### TASK DETAILS:
Return every record verbatim.

(Records from a collection of figures)
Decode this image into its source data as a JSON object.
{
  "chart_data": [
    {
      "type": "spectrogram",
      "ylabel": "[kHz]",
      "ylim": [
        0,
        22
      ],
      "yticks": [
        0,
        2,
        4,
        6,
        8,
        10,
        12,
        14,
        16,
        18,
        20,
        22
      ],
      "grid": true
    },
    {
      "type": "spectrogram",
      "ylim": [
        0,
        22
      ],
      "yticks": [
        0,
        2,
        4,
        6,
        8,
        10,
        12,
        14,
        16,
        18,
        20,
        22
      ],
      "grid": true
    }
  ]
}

### WORKED ANSWER:
Decode this image into its source data as a JSON object.
{
  "chart_data": [
    {
      "type": "spectrogram",
      "ylabel": "[kHz]",
      "ylim": [
        0,
        22
      ],
      "yticks": [
        0,
        2,
        4,
        6,
        8,
        10,
        12,
        14,
        16,
        18,
        20,
        22
      ],
      "grid": true
    },
    {
      "type": "spectrogram",
      "ylim": [
        0,
        22
      ],
      "yticks": [
        0,
        2,
        4,
        6,
        8,
        10,
        12,
        14,
        16,
        18,
        20,
        22
      ],
      "grid": true
    }
  ]
}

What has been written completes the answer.